Iron

Figure 1. Iron, with atomic number 26 and atomic weight of 55.845.[1]

Iron (Fe) is the 26th element on the periodic table and has been used by humans for over 5000 years.[1] It is one of the most abundant metals on Earth, making up 5.6% of the Earth's crust and nearly all of the Earth's core.

Some useful properties of iron include:[1]

Atomic weight 55.845
Density (at 0oC) 7.874 g/cm3
Boiling point 3134 K
Melting point 1811 K
Embodied energy[2] 20-25 MJ/kg

Iron has played a key role in humanity's history, as those who could manipulate it to craft weapons, tools, and other materials gained economic and political power.[3] In modern society iron is the most important of all metals, as it is used to craft different types of steel which is used in a diverse array of applications. Steel is used to make paperclips, skyscrapers, and everything in between.[1]

Iron is also an important element in plant and animal life. In plants it plays a role in the creation of chlorophyll, and in humans it plays a crucial role in the vascular system.

Energy use of iron in society

Figure 2. Rebar, short for 'reinforcing bar', is made from iron (not pure iron, but its alloy, steel), is used to reinforce concrete.[4]

Iron makes up 95% of all metal tonnage produced worldwide, with over 500 million tonnes of new iron and 300 million tonnes of recycled iron being output each year.[5] This output of iron is possible due to the enormous reserves of iron on Earth, exceeding 100 billion tonnes. Most mining occurs in China, Brazil, Australia, Russia, and the Ukraine.
────────────────────
GIVEN PROBLEM 1 |
Do these statements agree with the iron article? For each, answer yes or no and quote the words from the article that decide it.
(a) Iron makes up 5.6% of the Earth's crust.
(b) Iron's melting point is higher than its boiling point.
(c) More than 500 million tonnes of recycled iron are output each year.
GIVEN PROBLEM 2 | How would you sum up the iron article in two sentences?
GIVEN PROBLEM 3 | Print the stretch of the iron article from "Iron is also" through "the vascular system.".
The listing below comes from a separate, unrelated source.

RECORDED INFORMATION |
────────────────────
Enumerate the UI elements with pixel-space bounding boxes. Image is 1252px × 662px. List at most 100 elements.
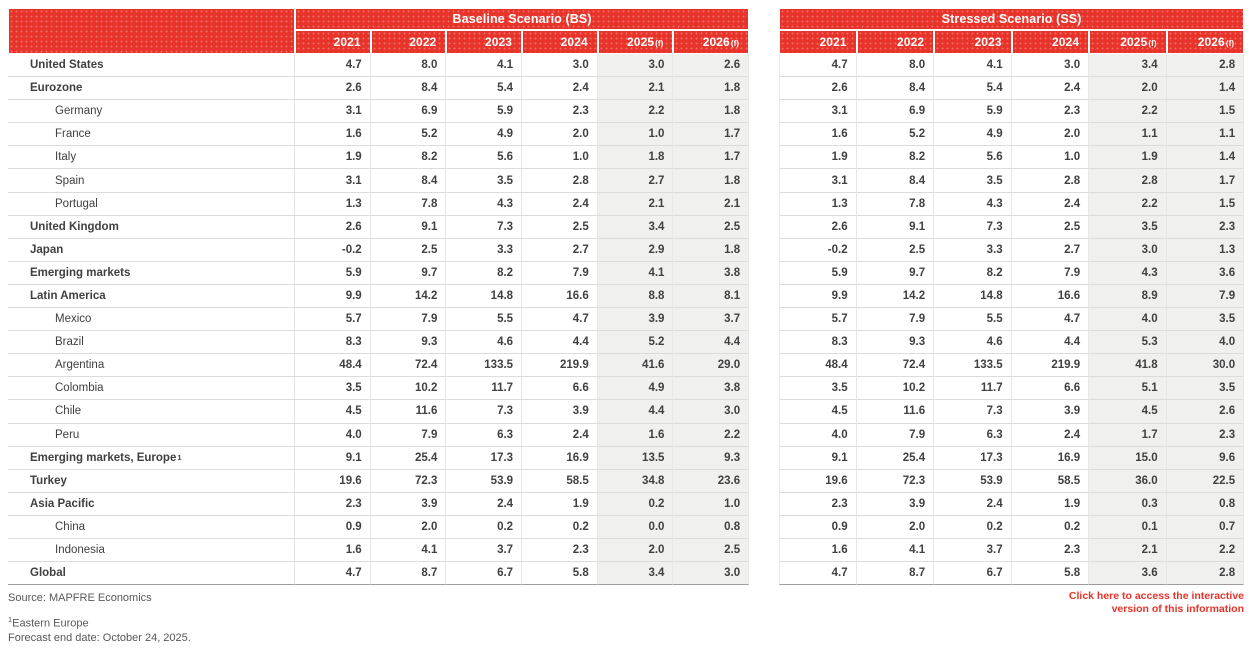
────────────────────
COMPLETE RESPONSE 1 |
(a) Yes: "making up 5.6% of the Earth's crust"
(b) No: "Boiling point 3134 K" and "Melting point 1811 K"
(c) No: "300 million tonnes of recycled iron being output each year"

COMPLETE RESPONSE 2 | Iron, the 26th element, has been used by humans for over 5000 years and makes up 5.6% of the Earth's crust and nearly all of its core. It is the most important metal in modern society because it is used to craft steel, and it accounts for 95% of all metal tonnage produced worldwide, drawing on reserves exceeding 100 billion tonnes.

COMPLETE RESPONSE 3 |
Iron is also an important element in plant and animal life. In plants it plays a role in the creation of chlorophyll, and in humans it plays a crucial role in the vascular system.